● **Instruction**
Exclude any images and output the remaining records exactly.

● **Saved entries**
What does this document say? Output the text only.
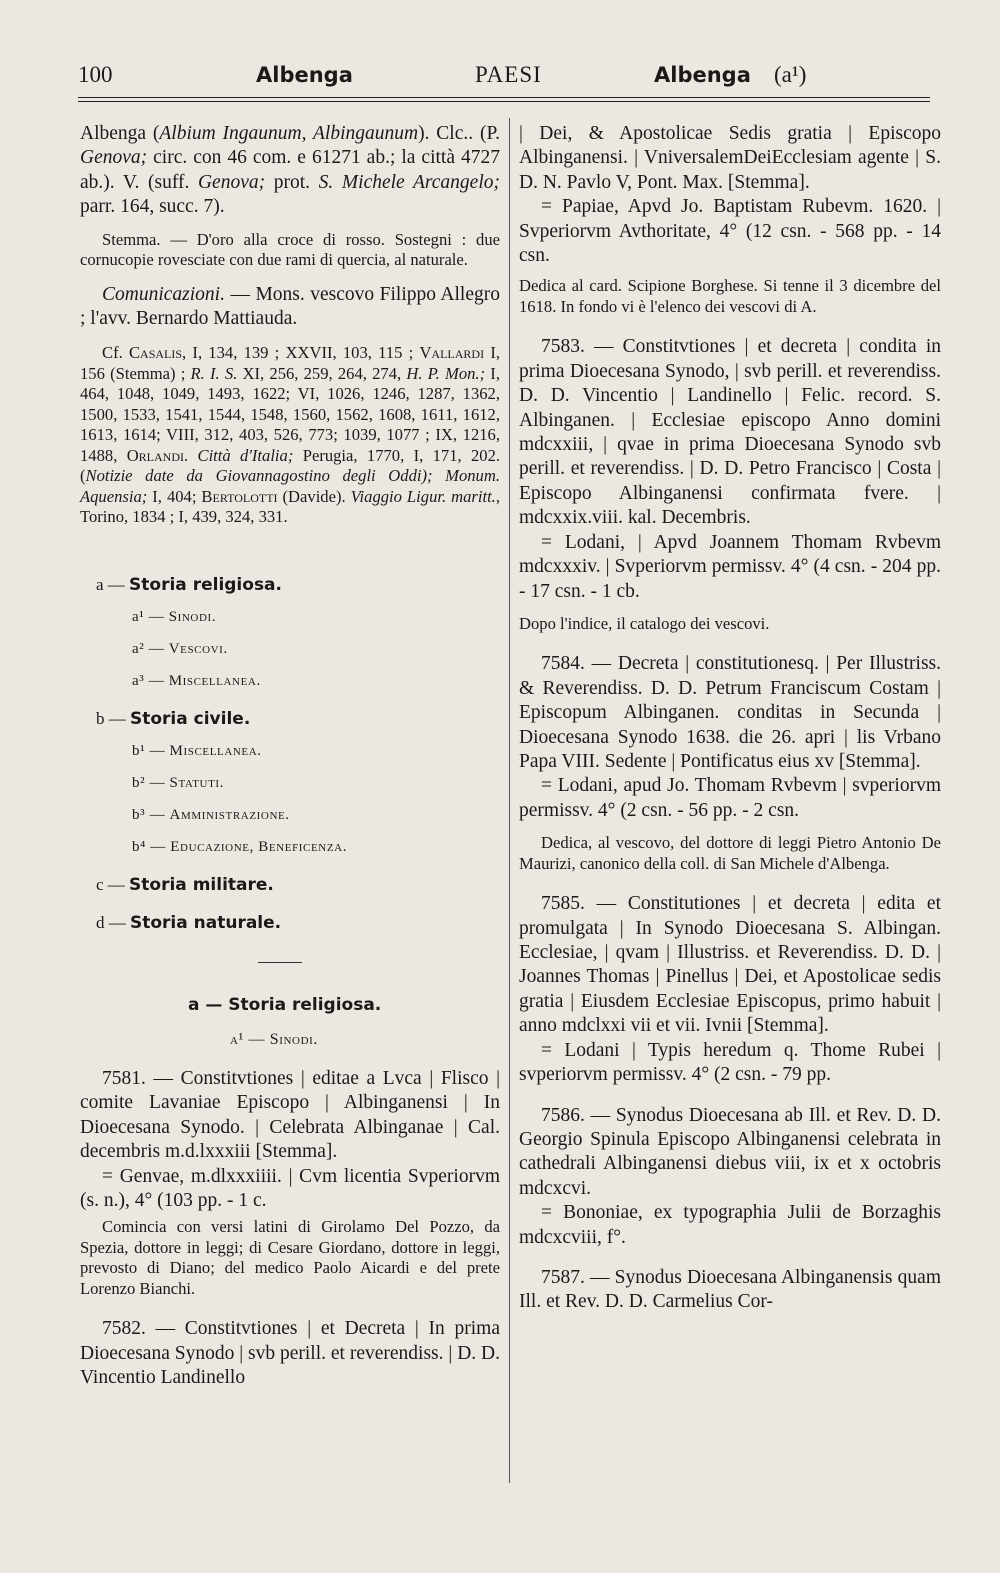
100	Albenga	PAESI	Albenga (a¹)

Albenga (Albium Ingaunum, Albingaunum). Clc.. (P. Genova; circ. con 46 com. e 61271 ab.; la città 4727 ab.). V. (suff. Genova; prot. S. Michele Arcangelo; parr. 164, succ. 7).

Stemma. — D'oro alla croce di rosso. Sostegni : due cornucopie rovesciate con due rami di quercia, al naturale.

Comunicazioni. — Mons. vescovo Filippo Allegro ; l'avv. Bernardo Mattiauda.

Cf. Casalis, I, 134, 139 ; XXVII, 103, 115 ; Vallardi I, 156 (Stemma) ; R. I. S. XI, 256, 259, 264, 274, H. P. Mon.; I, 464, 1048, 1049, 1493, 1622; VI, 1026, 1246, 1287, 1362, 1500, 1533, 1541, 1544, 1548, 1560, 1562, 1608, 1611, 1612, 1613, 1614; VIII, 312, 403, 526, 773; 1039, 1077 ; IX, 1216, 1488, Orlandi. Città d'Italia; Perugia, 1770, I, 171, 202. (Notizie date da Giovannagostino degli Oddi); Monum. Aquensia; I, 404; Bertolotti (Davide). Viaggio Ligur. maritt., Torino, 1834 ; I, 439, 324, 331.

a — Storia religiosa.
a¹ — Sinodi.
a² — Vescovi.
a³ — Miscellanea.
b — Storia civile.
b¹ — Miscellanea.
b² — Statuti.
b³ — Amministrazione.
b⁴ — Educazione, Beneficenza.
c — Storia militare.
d — Storia naturale.
a — Storia religiosa.
a¹ — Sinodi.

7581. — Constitvtiones | editae a Lvca | Flisco | comite Lavaniae Episcopo | Albinganensi | In Dioecesana Synodo. | Celebrata Albinganae | Cal. decembris m.d.lxxxiii [Stemma].

= Genvae, m.dlxxxiiii. | Cvm licentia Svperiorvm (s. n.), 4° (103 pp. - 1 c.

Comincia con versi latini di Girolamo Del Pozzo, da Spezia, dottore in leggi; di Cesare Giordano, dottore in leggi, prevosto di Diano; del medico Paolo Aicardi e del prete Lorenzo Bianchi.

7582. — Constitvtiones | et Decreta | In prima Dioecesana Synodo | svb perill. et reverendiss. | D. D. Vincentio Landinello

| Dei, & Apostolicae Sedis gratia | Episcopo Albinganensi. | VniversalemDeiEcclesiam agente | S. D. N. Pavlo V, Pont. Max. [Stemma].

= Papiae, Apvd Jo. Baptistam Rubevm. 1620. | Svperiorvm Avthoritate, 4° (12 csn. - 568 pp. - 14 csn.

Dedica al card. Scipione Borghese. Si tenne il 3 dicembre del 1618. In fondo vi è l'elenco dei vescovi di A.

7583. — Constitvtiones | et decreta | condita in prima Dioecesana Synodo, | svb perill. et reverendiss. D. D. Vincentio | Landinello | Felic. record. S. Albinganen. | Ecclesiae episcopo Anno domini mdcxxiii, | qvae in prima Dioecesana Synodo svb perill. et reverendiss. | D. D. Petro Francisco | Costa | Episcopo Albinganensi confirmata fvere. | mdcxxix.viii. kal. Decembris.

= Lodani, | Apvd Joannem Thomam Rvbevm mdcxxxiv. | Svperiorvm permissv. 4° (4 csn. - 204 pp. - 17 csn. - 1 cb.

Dopo l'indice, il catalogo dei vescovi.

7584. — Decreta | constitutionesq. | Per Illustriss. & Reverendiss. D. D. Petrum Franciscum Costam | Episcopum Albinganen. conditas in Secunda | Dioecesana Synodo 1638. die 26. apri | lis Vrbano Papa VIII. Sedente | Pontificatus eius xv [Stemma].

= Lodani, apud Jo. Thomam Rvbevm | svperiorvm permissv. 4° (2 csn. - 56 pp. - 2 csn.

Dedica, al vescovo, del dottore di leggi Pietro Antonio De Maurizi, canonico della coll. di San Michele d'Albenga.

7585. — Constitutiones | et decreta | edita et promulgata | In Synodo Dioecesana S. Albingan. Ecclesiae, | qvam | Illustriss. et Reverendiss. D. D. | Joannes Thomas | Pinellus | Dei, et Apostolicae sedis gratia | Eiusdem Ecclesiae Episcopus, primo habuit | anno mdclxxi vii et vii. Ivnii [Stemma].

= Lodani | Typis heredum q. Thome Rubei | svperiorvm permissv. 4° (2 csn. - 79 pp.

7586. — Synodus Dioecesana ab Ill. et Rev. D. D. Georgio Spinula Episcopo Albinganensi celebrata in cathedrali Albinganensi diebus viii, ix et x octobris mdcxcvi.

= Bononiae, ex typographia Julii de Borzaghis mdcxcviii, f°.

7587. — Synodus Dioecesana Albinganensis quam Ill. et Rev. D. D. Carmelius Cor-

● **Task result**
What does this document say? Output the text only.
100	Albenga	PAESI	Albenga (a¹)

Albenga (Albium Ingaunum, Albingaunum). Clc.. (P. Genova; circ. con 46 com. e 61271 ab.; la città 4727 ab.). V. (suff. Genova; prot. S. Michele Arcangelo; parr. 164, succ. 7).

Stemma. — D'oro alla croce di rosso. Sostegni : due cornucopie rovesciate con due rami di quercia, al naturale.

Comunicazioni. — Mons. vescovo Filippo Allegro ; l'avv. Bernardo Mattiauda.

Cf. Casalis, I, 134, 139 ; XXVII, 103, 115 ; Vallardi I, 156 (Stemma) ; R. I. S. XI, 256, 259, 264, 274, H. P. Mon.; I, 464, 1048, 1049, 1493, 1622; VI, 1026, 1246, 1287, 1362, 1500, 1533, 1541, 1544, 1548, 1560, 1562, 1608, 1611, 1612, 1613, 1614; VIII, 312, 403, 526, 773; 1039, 1077 ; IX, 1216, 1488, Orlandi. Città d'Italia; Perugia, 1770, I, 171, 202. (Notizie date da Giovannagostino degli Oddi); Monum. Aquensia; I, 404; Bertolotti (Davide). Viaggio Ligur. maritt., Torino, 1834 ; I, 439, 324, 331.

a — Storia religiosa.
a¹ — Sinodi.
a² — Vescovi.
a³ — Miscellanea.
b — Storia civile.
b¹ — Miscellanea.
b² — Statuti.
b³ — Amministrazione.
b⁴ — Educazione, Beneficenza.
c — Storia militare.
d — Storia naturale.
a — Storia religiosa.
a¹ — Sinodi.

7581. — Constitvtiones | editae a Lvca | Flisco | comite Lavaniae Episcopo | Albinganensi | In Dioecesana Synodo. | Celebrata Albinganae | Cal. decembris m.d.lxxxiii [Stemma].

= Genvae, m.dlxxxiiii. | Cvm licentia Svperiorvm (s. n.), 4° (103 pp. - 1 c.

Comincia con versi latini di Girolamo Del Pozzo, da Spezia, dottore in leggi; di Cesare Giordano, dottore in leggi, prevosto di Diano; del medico Paolo Aicardi e del prete Lorenzo Bianchi.

7582. — Constitvtiones | et Decreta | In prima Dioecesana Synodo | svb perill. et reverendiss. | D. D. Vincentio Landinello

| Dei, & Apostolicae Sedis gratia | Episcopo Albinganensi. | VniversalemDeiEcclesiam agente | S. D. N. Pavlo V, Pont. Max. [Stemma].

= Papiae, Apvd Jo. Baptistam Rubevm. 1620. | Svperiorvm Avthoritate, 4° (12 csn. - 568 pp. - 14 csn.

Dedica al card. Scipione Borghese. Si tenne il 3 dicembre del 1618. In fondo vi è l'elenco dei vescovi di A.

7583. — Constitvtiones | et decreta | condita in prima Dioecesana Synodo, | svb perill. et reverendiss. D. D. Vincentio | Landinello | Felic. record. S. Albinganen. | Ecclesiae episcopo Anno domini mdcxxiii, | qvae in prima Dioecesana Synodo svb perill. et reverendiss. | D. D. Petro Francisco | Costa | Episcopo Albinganensi confirmata fvere. | mdcxxix.viii. kal. Decembris.

= Lodani, | Apvd Joannem Thomam Rvbevm mdcxxxiv. | Svperiorvm permissv. 4° (4 csn. - 204 pp. - 17 csn. - 1 cb.

Dopo l'indice, il catalogo dei vescovi.

7584. — Decreta | constitutionesq. | Per Illustriss. & Reverendiss. D. D. Petrum Franciscum Costam | Episcopum Albinganen. conditas in Secunda | Dioecesana Synodo 1638. die 26. apri | lis Vrbano Papa VIII. Sedente | Pontificatus eius xv [Stemma].

= Lodani, apud Jo. Thomam Rvbevm | svperiorvm permissv. 4° (2 csn. - 56 pp. - 2 csn.

Dedica, al vescovo, del dottore di leggi Pietro Antonio De Maurizi, canonico della coll. di San Michele d'Albenga.

7585. — Constitutiones | et decreta | edita et promulgata | In Synodo Dioecesana S. Albingan. Ecclesiae, | qvam | Illustriss. et Reverendiss. D. D. | Joannes Thomas | Pinellus | Dei, et Apostolicae sedis gratia | Eiusdem Ecclesiae Episcopus, primo habuit | anno mdclxxi vii et vii. Ivnii [Stemma].

= Lodani | Typis heredum q. Thome Rubei | svperiorvm permissv. 4° (2 csn. - 79 pp.

7586. — Synodus Dioecesana ab Ill. et Rev. D. D. Georgio Spinula Episcopo Albinganensi celebrata in cathedrali Albinganensi diebus viii, ix et x octobris mdcxcvi.

= Bononiae, ex typographia Julii de Borzaghis mdcxcviii, f°.

7587. — Synodus Dioecesana Albinganensis quam Ill. et Rev. D. D. Carmelius Cor-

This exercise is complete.